• **Set exercise**
Everything in the listing should be restated word for word.

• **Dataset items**
______

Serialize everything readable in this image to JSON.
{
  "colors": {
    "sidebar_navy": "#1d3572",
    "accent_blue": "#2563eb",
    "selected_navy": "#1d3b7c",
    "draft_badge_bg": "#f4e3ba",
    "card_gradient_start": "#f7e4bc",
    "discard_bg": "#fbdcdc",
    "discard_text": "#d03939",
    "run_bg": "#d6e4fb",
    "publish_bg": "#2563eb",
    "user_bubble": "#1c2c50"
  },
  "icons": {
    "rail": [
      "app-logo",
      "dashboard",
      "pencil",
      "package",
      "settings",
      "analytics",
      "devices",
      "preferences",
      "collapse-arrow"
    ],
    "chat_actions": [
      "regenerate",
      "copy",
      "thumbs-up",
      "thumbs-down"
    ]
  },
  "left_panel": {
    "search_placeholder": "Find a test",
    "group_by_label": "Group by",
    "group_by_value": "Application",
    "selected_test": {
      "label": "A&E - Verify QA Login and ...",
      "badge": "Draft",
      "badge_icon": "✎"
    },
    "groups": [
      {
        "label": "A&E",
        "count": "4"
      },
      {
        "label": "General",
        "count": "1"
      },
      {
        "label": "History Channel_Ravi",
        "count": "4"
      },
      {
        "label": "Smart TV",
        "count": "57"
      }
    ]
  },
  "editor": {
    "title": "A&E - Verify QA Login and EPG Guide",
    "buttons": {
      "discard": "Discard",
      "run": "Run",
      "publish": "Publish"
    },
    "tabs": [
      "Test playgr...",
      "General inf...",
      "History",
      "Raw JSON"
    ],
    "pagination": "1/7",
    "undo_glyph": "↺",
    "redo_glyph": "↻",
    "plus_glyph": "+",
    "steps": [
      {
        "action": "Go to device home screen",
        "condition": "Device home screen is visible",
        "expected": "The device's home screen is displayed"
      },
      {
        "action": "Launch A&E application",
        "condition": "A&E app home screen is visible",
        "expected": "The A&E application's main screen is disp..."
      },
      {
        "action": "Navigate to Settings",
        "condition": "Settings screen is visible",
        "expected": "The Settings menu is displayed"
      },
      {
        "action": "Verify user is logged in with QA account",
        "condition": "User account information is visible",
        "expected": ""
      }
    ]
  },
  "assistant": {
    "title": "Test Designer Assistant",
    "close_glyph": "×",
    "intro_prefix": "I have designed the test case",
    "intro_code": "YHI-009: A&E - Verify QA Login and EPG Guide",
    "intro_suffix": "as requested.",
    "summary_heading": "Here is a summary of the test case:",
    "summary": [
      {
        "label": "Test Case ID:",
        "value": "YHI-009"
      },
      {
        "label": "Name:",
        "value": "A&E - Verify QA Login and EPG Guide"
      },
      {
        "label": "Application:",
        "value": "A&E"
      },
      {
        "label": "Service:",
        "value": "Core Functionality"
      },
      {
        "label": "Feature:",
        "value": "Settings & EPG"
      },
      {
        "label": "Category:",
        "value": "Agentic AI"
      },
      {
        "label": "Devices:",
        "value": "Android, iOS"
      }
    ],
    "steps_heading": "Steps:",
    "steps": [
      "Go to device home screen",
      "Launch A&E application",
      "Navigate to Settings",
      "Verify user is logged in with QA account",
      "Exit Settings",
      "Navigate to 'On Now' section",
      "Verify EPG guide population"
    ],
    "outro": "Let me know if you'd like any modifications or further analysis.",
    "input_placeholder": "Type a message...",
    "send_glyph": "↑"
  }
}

______

• **Response to the task**
Serialize everything readable in this image to JSON.
{
  "colors": {
    "sidebar_navy": "#1d3572",
    "accent_blue": "#2563eb",
    "selected_navy": "#1d3b7c",
    "draft_badge_bg": "#f4e3ba",
    "card_gradient_start": "#f7e4bc",
    "discard_bg": "#fbdcdc",
    "discard_text": "#d03939",
    "run_bg": "#d6e4fb",
    "publish_bg": "#2563eb",
    "user_bubble": "#1c2c50"
  },
  "icons": {
    "rail": [
      "app-logo",
      "dashboard",
      "pencil",
      "package",
      "settings",
      "analytics",
      "devices",
      "preferences",
      "collapse-arrow"
    ],
    "chat_actions": [
      "regenerate",
      "copy",
      "thumbs-up",
      "thumbs-down"
    ]
  },
  "left_panel": {
    "search_placeholder": "Find a test",
    "group_by_label": "Group by",
    "group_by_value": "Application",
    "selected_test": {
      "label": "A&E - Verify QA Login and ...",
      "badge": "Draft",
      "badge_icon": "✎"
    },
    "groups": [
      {
        "label": "A&E",
        "count": "4"
      },
      {
        "label": "General",
        "count": "1"
      },
      {
        "label": "History Channel_Ravi",
        "count": "4"
      },
      {
        "label": "Smart TV",
        "count": "57"
      }
    ]
  },
  "editor": {
    "title": "A&E - Verify QA Login and EPG Guide",
    "buttons": {
      "discard": "Discard",
      "run": "Run",
      "publish": "Publish"
    },
    "tabs": [
      "Test playgr...",
      "General inf...",
      "History",
      "Raw JSON"
    ],
    "pagination": "1/7",
    "undo_glyph": "↺",
    "redo_glyph": "↻",
    "plus_glyph": "+",
    "steps": [
      {
        "action": "Go to device home screen",
        "condition": "Device home screen is visible",
        "expected": "The device's home screen is displayed"
      },
      {
        "action": "Launch A&E application",
        "condition": "A&E app home screen is visible",
        "expected": "The A&E application's main screen is disp..."
      },
      {
        "action": "Navigate to Settings",
        "condition": "Settings screen is visible",
        "expected": "The Settings menu is displayed"
      },
      {
        "action": "Verify user is logged in with QA account",
        "condition": "User account information is visible",
        "expected": ""
      }
    ]
  },
  "assistant": {
    "title": "Test Designer Assistant",
    "close_glyph": "×",
    "intro_prefix": "I have designed the test case",
    "intro_code": "YHI-009: A&E - Verify QA Login and EPG Guide",
    "intro_suffix": "as requested.",
    "summary_heading": "Here is a summary of the test case:",
    "summary": [
      {
        "label": "Test Case ID:",
        "value": "YHI-009"
      },
      {
        "label": "Name:",
        "value": "A&E - Verify QA Login and EPG Guide"
      },
      {
        "label": "Application:",
        "value": "A&E"
      },
      {
        "label": "Service:",
        "value": "Core Functionality"
      },
      {
        "label": "Feature:",
        "value": "Settings & EPG"
      },
      {
        "label": "Category:",
        "value": "Agentic AI"
      },
      {
        "label": "Devices:",
        "value": "Android, iOS"
      }
    ],
    "steps_heading": "Steps:",
    "steps": [
      "Go to device home screen",
      "Launch A&E application",
      "Navigate to Settings",
      "Verify user is logged in with QA account",
      "Exit Settings",
      "Navigate to 'On Now' section",
      "Verify EPG guide population"
    ],
    "outro": "Let me know if you'd like any modifications or further analysis.",
    "input_placeholder": "Type a message...",
    "send_glyph": "↑"
  }
}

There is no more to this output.